## Records for processing
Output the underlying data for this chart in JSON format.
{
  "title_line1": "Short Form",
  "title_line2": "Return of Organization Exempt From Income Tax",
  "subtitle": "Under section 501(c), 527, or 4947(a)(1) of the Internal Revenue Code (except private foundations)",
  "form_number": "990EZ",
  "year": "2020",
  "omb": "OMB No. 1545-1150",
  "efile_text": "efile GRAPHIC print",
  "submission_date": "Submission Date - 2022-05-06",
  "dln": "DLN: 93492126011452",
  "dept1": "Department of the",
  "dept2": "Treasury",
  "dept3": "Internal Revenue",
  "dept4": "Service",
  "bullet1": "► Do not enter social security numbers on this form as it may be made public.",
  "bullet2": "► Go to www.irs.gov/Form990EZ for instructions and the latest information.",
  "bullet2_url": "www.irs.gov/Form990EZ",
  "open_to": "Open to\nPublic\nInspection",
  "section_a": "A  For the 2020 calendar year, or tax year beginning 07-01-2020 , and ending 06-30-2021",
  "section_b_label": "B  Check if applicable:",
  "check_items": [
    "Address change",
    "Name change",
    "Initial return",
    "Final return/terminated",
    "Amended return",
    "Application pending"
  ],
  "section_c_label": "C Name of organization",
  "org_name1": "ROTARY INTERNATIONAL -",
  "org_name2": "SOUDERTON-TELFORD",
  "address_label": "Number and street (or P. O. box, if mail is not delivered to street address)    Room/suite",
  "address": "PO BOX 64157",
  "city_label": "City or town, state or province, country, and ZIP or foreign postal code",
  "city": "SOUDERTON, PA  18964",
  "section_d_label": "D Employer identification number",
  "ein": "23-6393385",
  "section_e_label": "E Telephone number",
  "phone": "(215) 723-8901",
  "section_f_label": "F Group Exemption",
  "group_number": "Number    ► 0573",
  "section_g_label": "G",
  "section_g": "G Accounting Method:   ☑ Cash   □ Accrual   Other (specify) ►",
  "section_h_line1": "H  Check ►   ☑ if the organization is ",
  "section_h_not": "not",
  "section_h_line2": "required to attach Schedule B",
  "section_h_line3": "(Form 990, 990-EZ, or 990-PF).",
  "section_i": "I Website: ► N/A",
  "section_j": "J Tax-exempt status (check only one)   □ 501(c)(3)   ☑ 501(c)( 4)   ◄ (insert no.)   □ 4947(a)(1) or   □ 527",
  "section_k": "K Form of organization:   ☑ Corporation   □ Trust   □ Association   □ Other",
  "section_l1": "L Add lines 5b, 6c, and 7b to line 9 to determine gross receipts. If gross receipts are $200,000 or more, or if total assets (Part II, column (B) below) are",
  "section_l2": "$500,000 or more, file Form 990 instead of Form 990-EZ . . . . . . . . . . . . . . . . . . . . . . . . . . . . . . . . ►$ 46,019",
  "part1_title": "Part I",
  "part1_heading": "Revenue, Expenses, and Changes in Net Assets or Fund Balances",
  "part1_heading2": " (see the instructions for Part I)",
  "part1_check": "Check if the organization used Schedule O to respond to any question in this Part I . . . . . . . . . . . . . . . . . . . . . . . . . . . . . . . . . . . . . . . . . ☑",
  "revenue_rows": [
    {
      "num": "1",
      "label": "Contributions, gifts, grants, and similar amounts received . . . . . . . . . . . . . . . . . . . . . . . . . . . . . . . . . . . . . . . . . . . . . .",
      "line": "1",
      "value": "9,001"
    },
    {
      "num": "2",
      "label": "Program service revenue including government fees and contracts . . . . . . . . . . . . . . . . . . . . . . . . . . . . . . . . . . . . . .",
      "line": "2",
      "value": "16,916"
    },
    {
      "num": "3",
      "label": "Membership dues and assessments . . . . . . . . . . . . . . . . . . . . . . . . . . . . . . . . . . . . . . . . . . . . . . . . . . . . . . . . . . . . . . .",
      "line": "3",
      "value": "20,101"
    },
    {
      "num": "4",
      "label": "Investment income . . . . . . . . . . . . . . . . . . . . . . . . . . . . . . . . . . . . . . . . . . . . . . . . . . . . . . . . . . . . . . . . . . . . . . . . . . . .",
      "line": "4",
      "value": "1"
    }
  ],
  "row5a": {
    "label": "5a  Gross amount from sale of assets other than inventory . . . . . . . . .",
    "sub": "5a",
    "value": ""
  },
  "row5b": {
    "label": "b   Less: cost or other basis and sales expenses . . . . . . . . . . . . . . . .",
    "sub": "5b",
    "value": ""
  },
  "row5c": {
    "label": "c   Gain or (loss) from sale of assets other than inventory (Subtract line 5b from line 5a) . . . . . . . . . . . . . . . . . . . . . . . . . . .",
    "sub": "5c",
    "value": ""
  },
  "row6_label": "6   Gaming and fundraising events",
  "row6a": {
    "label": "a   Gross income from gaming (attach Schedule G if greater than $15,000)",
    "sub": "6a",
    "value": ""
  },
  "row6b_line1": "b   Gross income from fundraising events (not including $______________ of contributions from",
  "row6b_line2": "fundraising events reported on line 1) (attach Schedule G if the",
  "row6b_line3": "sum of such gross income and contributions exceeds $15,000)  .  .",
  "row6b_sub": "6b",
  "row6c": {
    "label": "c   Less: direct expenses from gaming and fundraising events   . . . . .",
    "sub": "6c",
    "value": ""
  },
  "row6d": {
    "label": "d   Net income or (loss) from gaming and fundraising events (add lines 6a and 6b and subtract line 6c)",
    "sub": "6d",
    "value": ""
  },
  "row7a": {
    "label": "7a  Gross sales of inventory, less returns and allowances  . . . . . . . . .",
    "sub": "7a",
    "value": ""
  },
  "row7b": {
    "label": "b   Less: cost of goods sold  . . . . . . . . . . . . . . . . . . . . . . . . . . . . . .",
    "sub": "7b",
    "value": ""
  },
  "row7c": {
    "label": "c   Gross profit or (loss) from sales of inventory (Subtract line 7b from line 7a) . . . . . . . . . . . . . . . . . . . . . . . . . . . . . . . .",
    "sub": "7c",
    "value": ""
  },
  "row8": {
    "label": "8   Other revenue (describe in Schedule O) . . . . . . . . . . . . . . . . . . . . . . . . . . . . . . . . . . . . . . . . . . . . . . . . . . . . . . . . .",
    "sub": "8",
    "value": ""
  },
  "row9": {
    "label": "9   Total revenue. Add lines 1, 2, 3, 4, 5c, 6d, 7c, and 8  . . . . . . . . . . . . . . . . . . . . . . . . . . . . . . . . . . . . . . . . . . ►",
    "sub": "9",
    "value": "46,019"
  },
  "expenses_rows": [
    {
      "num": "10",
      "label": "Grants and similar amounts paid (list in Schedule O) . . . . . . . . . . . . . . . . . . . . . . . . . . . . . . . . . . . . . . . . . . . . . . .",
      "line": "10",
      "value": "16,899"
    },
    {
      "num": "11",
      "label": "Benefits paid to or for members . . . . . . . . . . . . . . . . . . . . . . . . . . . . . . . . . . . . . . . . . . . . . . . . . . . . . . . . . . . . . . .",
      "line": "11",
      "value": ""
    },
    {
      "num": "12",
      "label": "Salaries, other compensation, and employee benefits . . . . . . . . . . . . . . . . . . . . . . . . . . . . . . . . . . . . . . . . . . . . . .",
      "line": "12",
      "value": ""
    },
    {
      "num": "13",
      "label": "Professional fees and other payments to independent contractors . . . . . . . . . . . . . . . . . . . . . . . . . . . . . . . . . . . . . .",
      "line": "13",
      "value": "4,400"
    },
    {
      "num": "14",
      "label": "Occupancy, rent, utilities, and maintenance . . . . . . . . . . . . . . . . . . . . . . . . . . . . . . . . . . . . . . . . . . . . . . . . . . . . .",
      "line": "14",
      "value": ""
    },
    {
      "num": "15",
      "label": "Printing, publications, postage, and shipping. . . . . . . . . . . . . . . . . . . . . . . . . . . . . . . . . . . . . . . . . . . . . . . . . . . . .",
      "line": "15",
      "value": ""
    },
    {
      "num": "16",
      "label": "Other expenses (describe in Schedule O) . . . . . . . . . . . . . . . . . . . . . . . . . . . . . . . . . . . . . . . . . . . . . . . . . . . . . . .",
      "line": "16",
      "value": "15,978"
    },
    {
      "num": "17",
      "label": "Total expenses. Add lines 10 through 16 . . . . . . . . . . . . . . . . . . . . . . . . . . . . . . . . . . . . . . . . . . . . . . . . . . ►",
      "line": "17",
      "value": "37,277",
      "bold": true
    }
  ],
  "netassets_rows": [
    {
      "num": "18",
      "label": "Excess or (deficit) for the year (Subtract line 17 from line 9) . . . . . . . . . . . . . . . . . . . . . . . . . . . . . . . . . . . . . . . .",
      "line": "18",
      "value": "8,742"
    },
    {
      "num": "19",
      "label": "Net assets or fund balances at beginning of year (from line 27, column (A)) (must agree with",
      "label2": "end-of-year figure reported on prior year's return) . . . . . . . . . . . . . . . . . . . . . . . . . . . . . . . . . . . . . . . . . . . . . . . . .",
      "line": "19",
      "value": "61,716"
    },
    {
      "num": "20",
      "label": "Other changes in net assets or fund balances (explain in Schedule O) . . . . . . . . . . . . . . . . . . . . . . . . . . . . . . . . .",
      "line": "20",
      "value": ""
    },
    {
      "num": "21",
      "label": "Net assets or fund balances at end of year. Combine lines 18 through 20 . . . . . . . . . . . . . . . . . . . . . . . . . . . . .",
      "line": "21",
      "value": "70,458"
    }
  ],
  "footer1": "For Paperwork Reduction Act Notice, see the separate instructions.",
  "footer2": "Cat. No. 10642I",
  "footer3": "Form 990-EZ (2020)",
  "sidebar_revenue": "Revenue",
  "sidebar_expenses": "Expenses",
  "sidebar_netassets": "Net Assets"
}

## Exercise brief
Gather all lines from the listing above in which "more" occurs.

## Answer for this exercise
  "section_l1": "L Add lines 5b, 6c, and 7b to line 9 to determine gross receipts. If gross receipts are $200,000 or more, or if total assets (Part II, column (B) below) are",
  "section_l2": "$500,000 or more, file Form 990 instead of Form 990-EZ . . . . . . . . . . . . . . . . . . . . . . . . . . . . . . . . ►$ 46,019",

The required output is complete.